Continue the account of the first year as a parent, picking up after its final sentence.

START PROVIDED TEXT

My First Year As a Parent

Home assistance provider, HomeSense has a blog called Ketchup which provides tips & tricks for your home, gardening advice, family friendly activities and it is celebrating its first birthday - hooray! By way of celebration, I have been asked to write about my first year of something and, being a parenting blog, I've chosen my first year as a parent.

Choosing where to start my first year from was a tough choice. I know a lot of people feel like mothers as soon as they see those two lines on the pregnancy test, others when they see their baby on a screen or feel their first kicks. I've decided to go with the day my son was born. I fell pregnant when I was a month off turning 20 but still felt very young and immature. The pregnancy was a surprise but Chris and I had been in a solid relationship for two years so we knew we were strong together and could handle it. Because I still felt like a child, especially in the eyes of my parents, I hid my pregnancy from them until I was around 24 weeks gone. I think this may have been the reason that I didn't feel like a mother that early on. I spent a lot of time hiding it and not really allowing myself to enjoy pregnancy unless I was at Chris's house where I could be more open.

As you've probably guessed by the name of my blog, he was born prematurely at 33 weeks. If you haven't read my birth story, I developed severe pre-eclampsia. I lost my vision, my entire body had swollen and my blood pressure was through the roof. I was admitted straight away and four hours after having steroid injections for C's lungs, he was born via Caeserean section. I knew at that moment that I was seriously ill. I knew I could die. I knew that they had to get him out for me to be okay but I didn't care about me. That young, selfish girl had disappeared and all I cared about was that tiny baby that I hadn't met yet, coming into the world seven weeks before he was supposed to. 

The next two weeks are a bit blurry but I remember being so emotional. We were both ill, he was upstairs in NICU and I was downstairs on a ward as they tried to regulate my blood pressure. I couldn't breastfeed, which is what I was desperate to do so I had to express. My best friend brought me a manual pump but it was really tough. I wasn't with him so I had to rely on setting an alarm every 3-4 hours to express (even through the night), but I couldn't get very much out. I remember bringing my little bottle upstairs to him at around 3am and crying my eyes out to the nurse, saying that I felt like a failure. She reassured me because I was so ill too and I made the choice to switch to formula as he had been having top ups anyway. It felt like a huge weight had been lifted. Looking back now, I wish I'd done something differently. Maybe asked for more advice but as a shy, first-time mother I went along with what they recommended.

END PROVIDED TEXT
START RECORDS SHOWN

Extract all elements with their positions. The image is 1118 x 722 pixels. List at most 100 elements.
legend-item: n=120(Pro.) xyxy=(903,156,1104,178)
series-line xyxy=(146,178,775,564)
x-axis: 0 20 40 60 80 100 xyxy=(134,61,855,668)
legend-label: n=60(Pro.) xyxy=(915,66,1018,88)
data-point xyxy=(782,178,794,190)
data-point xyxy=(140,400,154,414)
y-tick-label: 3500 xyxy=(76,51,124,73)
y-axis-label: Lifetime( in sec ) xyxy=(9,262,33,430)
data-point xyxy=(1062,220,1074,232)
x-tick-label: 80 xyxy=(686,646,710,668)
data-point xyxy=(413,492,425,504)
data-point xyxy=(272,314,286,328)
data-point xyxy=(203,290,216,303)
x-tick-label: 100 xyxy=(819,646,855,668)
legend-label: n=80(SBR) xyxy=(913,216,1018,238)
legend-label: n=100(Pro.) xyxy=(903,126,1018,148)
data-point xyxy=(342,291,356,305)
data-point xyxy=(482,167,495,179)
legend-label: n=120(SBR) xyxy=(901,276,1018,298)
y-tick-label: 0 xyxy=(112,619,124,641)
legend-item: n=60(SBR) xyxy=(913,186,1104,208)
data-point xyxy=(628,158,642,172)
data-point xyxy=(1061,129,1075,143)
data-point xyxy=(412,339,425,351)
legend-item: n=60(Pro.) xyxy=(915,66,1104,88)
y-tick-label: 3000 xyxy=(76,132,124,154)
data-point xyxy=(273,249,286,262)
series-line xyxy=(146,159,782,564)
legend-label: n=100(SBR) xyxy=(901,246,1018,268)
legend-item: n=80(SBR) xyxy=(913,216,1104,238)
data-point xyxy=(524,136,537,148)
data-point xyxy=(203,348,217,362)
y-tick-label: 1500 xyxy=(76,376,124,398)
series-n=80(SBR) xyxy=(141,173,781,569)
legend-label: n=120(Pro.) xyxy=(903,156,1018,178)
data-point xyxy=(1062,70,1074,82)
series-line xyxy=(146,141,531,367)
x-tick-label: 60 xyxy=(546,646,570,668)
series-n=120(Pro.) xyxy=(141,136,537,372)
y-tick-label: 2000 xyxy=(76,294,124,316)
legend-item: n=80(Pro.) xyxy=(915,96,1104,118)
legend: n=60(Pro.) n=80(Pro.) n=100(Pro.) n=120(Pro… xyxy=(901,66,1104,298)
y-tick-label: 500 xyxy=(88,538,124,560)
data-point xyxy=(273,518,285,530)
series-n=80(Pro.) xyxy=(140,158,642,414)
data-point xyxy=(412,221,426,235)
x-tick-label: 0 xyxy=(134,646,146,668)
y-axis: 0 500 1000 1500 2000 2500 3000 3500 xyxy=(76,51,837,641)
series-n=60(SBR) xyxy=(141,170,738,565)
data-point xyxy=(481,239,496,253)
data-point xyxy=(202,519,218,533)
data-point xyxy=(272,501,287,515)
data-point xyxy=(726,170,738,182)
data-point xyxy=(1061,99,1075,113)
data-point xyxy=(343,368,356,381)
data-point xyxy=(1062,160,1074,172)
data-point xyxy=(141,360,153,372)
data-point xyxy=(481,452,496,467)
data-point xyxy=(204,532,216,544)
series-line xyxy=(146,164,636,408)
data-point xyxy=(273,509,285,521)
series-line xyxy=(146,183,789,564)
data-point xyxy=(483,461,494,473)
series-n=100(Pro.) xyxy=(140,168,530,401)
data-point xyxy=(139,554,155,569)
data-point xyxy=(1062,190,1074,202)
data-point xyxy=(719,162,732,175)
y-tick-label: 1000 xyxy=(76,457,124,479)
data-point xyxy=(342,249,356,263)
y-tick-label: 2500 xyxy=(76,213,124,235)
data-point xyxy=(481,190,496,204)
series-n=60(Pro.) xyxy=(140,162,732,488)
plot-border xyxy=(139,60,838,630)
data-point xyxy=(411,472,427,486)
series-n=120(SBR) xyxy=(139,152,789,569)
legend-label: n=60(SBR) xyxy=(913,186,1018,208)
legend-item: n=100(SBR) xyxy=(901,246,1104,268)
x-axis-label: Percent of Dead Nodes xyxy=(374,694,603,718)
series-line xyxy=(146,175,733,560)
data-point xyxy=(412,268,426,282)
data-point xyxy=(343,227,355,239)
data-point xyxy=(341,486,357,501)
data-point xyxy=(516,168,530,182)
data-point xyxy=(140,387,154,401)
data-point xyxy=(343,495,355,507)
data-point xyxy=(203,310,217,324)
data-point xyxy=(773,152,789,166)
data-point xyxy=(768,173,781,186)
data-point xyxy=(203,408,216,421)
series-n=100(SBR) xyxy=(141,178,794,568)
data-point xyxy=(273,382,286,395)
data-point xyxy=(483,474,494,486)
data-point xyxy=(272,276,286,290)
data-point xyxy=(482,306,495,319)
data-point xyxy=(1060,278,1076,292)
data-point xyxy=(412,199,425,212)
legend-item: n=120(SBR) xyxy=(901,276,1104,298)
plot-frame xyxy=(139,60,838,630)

END RECORDS SHOWN

* _OUTPUT_:
The day that we got C home was amazing but I felt well out of my depth. Chris and I actually said to each other that we couldn't believe that we were trusted to look after this little baby all by ourselves. He was really small and I was afraid that I'd break him. Obviously, I was thrilled to have C home. He was the first grandchild and everyone was really excited but I felt almost jealous that I had to share him with everyone and got very protective. A lot of people wanted to help a lot and I pushed them away. I didn't let anyone watch him whilst Chris and I did something together, I made excuses because I didn't trust anyone to look after him the way that I did. I got irrationally angry over the silliest of things like someone buying him fruit pouches because I felt like they didn't think I could buy him food myself or someone visiting over nap time and disrupting his routine. I was a far cry from the happy teenager I was before he was born. I knew that I was acting crazy and it took a good while for me to calm it down. I didn't need to worry so much. Everyone loved C just as much as I did. I learned to let go and I felt free. 


 Of course, the above was just a tiny portion of my first year as a parent. Being fully responsible 24/7 for a baby is tough but it was incredible too and made me grow in ways that I didn't know were possible. I am definitely not the same person that I was five years ago. I always said that I didn't want to have children but it's the best thing I've ever done and it is what I was supposed to do. Seeing my son's first smiles, soothing him when he was ill and teething and making him giggle are memories that I'll carry with me forever. The love in his eyes when he looked at me and cooed for me made me feel so needed. This tiny little thing needed me, and I needed him.


I have been compensated for this post.